*To do*: Identify each line below that contains the word "name", and copy it out.

Stored data:
================================
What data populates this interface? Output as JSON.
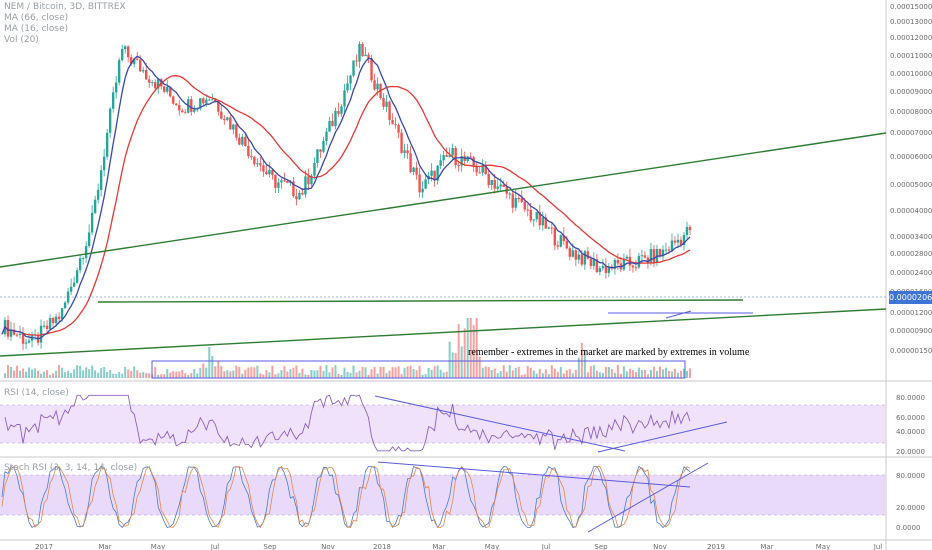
{
  "header": {
    "symbol_line": "NEM / Bitcoin, 3D, BITTREX",
    "indicators": [
      "MA (66, close)",
      "MA (16, close)",
      "Vol (20)"
    ]
  },
  "panes": {
    "rsi_label": "RSI (14, close)",
    "stoch_label": "Stoch RSI (3, 3, 14, 14, close)"
  },
  "current_price": "0.00002060",
  "annotation": "remember - extremes in the market are marked by extremes in volume",
  "colors": {
    "up": "#26a69a",
    "down": "#ef5350",
    "ma66": "#e53935",
    "ma16": "#3949ab",
    "trendline": "#2e7d32",
    "drawing": "#5a5ae0",
    "band": "#e8d6f8"
  },
  "chart_data": [
    {
      "type": "candlestick",
      "title": "NEM / Bitcoin, 3D, BITTREX",
      "x_tick_labels": [
        "2017",
        "Mar",
        "May",
        "Jul",
        "Sep",
        "Nov",
        "2018",
        "Mar",
        "May",
        "Jul",
        "Sep",
        "Nov",
        "2019",
        "Mar",
        "May",
        "Jul"
      ],
      "price_axis_labels": [
        "0.00015000",
        "0.00013000",
        "0.00012000",
        "0.00011000",
        "0.00010000",
        "0.00009000",
        "0.00008000",
        "0.00007000",
        "0.00006000",
        "0.00005000",
        "0.00004000",
        "0.00003400",
        "0.00002800",
        "0.00002400",
        "0.00001600",
        "0.00001200",
        "0.00000900",
        "0.00000150"
      ],
      "last_price": 2.06e-05,
      "close_path": [
        [
          "2017-01",
          8.5e-06
        ],
        [
          "2017-02",
          7.2e-06
        ],
        [
          "2017-03",
          9.5e-06
        ],
        [
          "2017-04",
          2.2e-05
        ],
        [
          "2017-05",
          0.00011
        ],
        [
          "2017-06",
          8.5e-05
        ],
        [
          "2017-07",
          6.5e-05
        ],
        [
          "2017-08",
          7.2e-05
        ],
        [
          "2017-09",
          4.8e-05
        ],
        [
          "2017-10",
          3.3e-05
        ],
        [
          "2017-11",
          2.9e-05
        ],
        [
          "2017-12",
          5.5e-05
        ],
        [
          "2018-01",
          0.000112
        ],
        [
          "2018-02",
          5.8e-05
        ],
        [
          "2018-03",
          3e-05
        ],
        [
          "2018-04",
          4.2e-05
        ],
        [
          "2018-05",
          3.6e-05
        ],
        [
          "2018-06",
          2.8e-05
        ],
        [
          "2018-07",
          2.2e-05
        ],
        [
          "2018-08",
          1.7e-05
        ],
        [
          "2018-09",
          1.45e-05
        ],
        [
          "2018-10",
          1.5e-05
        ],
        [
          "2018-11",
          1.65e-05
        ],
        [
          "2018-12",
          2.06e-05
        ]
      ],
      "series": [
        {
          "name": "MA (66, close)"
        },
        {
          "name": "MA (16, close)"
        },
        {
          "name": "Vol (20)"
        }
      ]
    },
    {
      "type": "line",
      "title": "RSI (14, close)",
      "y_tick_labels": [
        "80.0000",
        "60.0000",
        "40.0000",
        "20.0000"
      ],
      "band": [
        30,
        70
      ],
      "ylim": [
        15,
        95
      ]
    },
    {
      "type": "line",
      "title": "Stoch RSI (3, 3, 14, 14, close)",
      "y_tick_labels": [
        "80.0000",
        "20.0000",
        "0.0000"
      ],
      "band": [
        20,
        80
      ],
      "ylim": [
        0,
        100
      ]
    }
  ]
}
================================
*Right answer*:
          "name": "MA (66, close)"
          "name": "MA (16, close)"
          "name": "Vol (20)"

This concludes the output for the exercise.